▸ Exercise brief
Output all the data exactly. Pictures do not belong in the copy.

══════════

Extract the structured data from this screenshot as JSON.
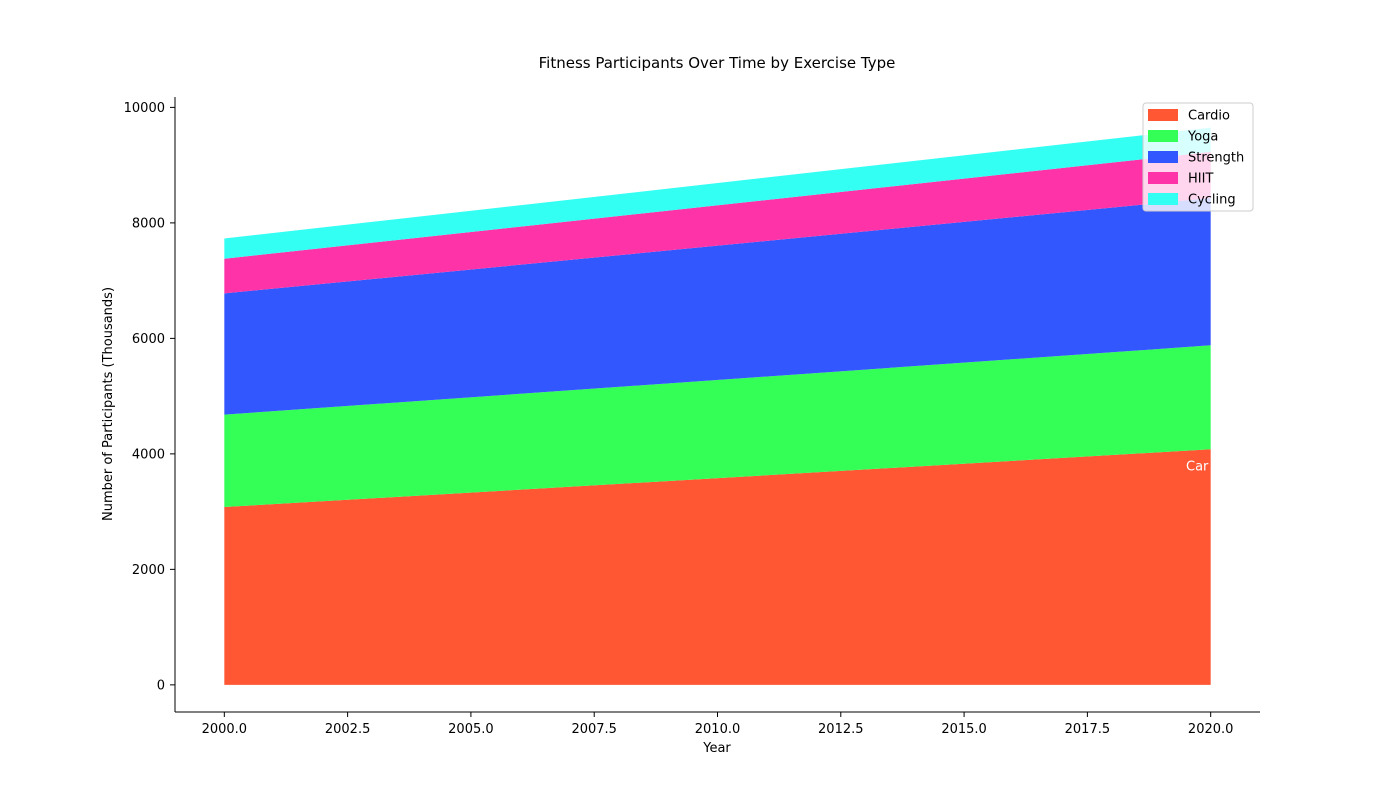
{
  "chart_data": {
    "type": "area",
    "stacked": true,
    "title": "Fitness Participants Over Time by Exercise Type",
    "xlabel": "Year",
    "ylabel": "Number of Participants (Thousands)",
    "x": [
      2000,
      2020
    ],
    "xlim": [
      1999,
      2021
    ],
    "ylim": [
      -470,
      10180
    ],
    "xticks": [
      2000.0,
      2002.5,
      2005.0,
      2007.5,
      2010.0,
      2012.5,
      2015.0,
      2017.5,
      2020.0
    ],
    "xtick_labels": [
      "2000.0",
      "2002.5",
      "2005.0",
      "2007.5",
      "2010.0",
      "2012.5",
      "2015.0",
      "2017.5",
      "2020.0"
    ],
    "yticks": [
      0,
      2000,
      4000,
      6000,
      8000,
      10000
    ],
    "ytick_labels": [
      "0",
      "2000",
      "4000",
      "6000",
      "8000",
      "10000"
    ],
    "grid": false,
    "legend_position": "top-right",
    "series": [
      {
        "name": "Cardio",
        "color": "#ff5733",
        "values": [
          3080,
          4080
        ]
      },
      {
        "name": "Yoga",
        "color": "#33ff57",
        "values": [
          1600,
          1800
        ]
      },
      {
        "name": "Strength",
        "color": "#3357ff",
        "values": [
          2100,
          2550
        ]
      },
      {
        "name": "HIIT",
        "color": "#ff33a8",
        "values": [
          600,
          800
        ]
      },
      {
        "name": "Cycling",
        "color": "#33fff3",
        "values": [
          350,
          420
        ]
      }
    ],
    "annotations": [
      {
        "text": "Car",
        "x": 2019.5,
        "y": 3780,
        "color": "#ffffff"
      }
    ]
  }
}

══════════

▸ Complete response
Extract the structured data from this screenshot as JSON.
{
  "chart_data": {
    "type": "area",
    "stacked": true,
    "title": "Fitness Participants Over Time by Exercise Type",
    "xlabel": "Year",
    "ylabel": "Number of Participants (Thousands)",
    "x": [
      2000,
      2020
    ],
    "xlim": [
      1999,
      2021
    ],
    "ylim": [
      -470,
      10180
    ],
    "xticks": [
      2000.0,
      2002.5,
      2005.0,
      2007.5,
      2010.0,
      2012.5,
      2015.0,
      2017.5,
      2020.0
    ],
    "xtick_labels": [
      "2000.0",
      "2002.5",
      "2005.0",
      "2007.5",
      "2010.0",
      "2012.5",
      "2015.0",
      "2017.5",
      "2020.0"
    ],
    "yticks": [
      0,
      2000,
      4000,
      6000,
      8000,
      10000
    ],
    "ytick_labels": [
      "0",
      "2000",
      "4000",
      "6000",
      "8000",
      "10000"
    ],
    "grid": false,
    "legend_position": "top-right",
    "series": [
      {
        "name": "Cardio",
        "color": "#ff5733",
        "values": [
          3080,
          4080
        ]
      },
      {
        "name": "Yoga",
        "color": "#33ff57",
        "values": [
          1600,
          1800
        ]
      },
      {
        "name": "Strength",
        "color": "#3357ff",
        "values": [
          2100,
          2550
        ]
      },
      {
        "name": "HIIT",
        "color": "#ff33a8",
        "values": [
          600,
          800
        ]
      },
      {
        "name": "Cycling",
        "color": "#33fff3",
        "values": [
          350,
          420
        ]
      }
    ],
    "annotations": [
      {
        "text": "Car",
        "x": 2019.5,
        "y": 3780,
        "color": "#ffffff"
      }
    ]
  }
}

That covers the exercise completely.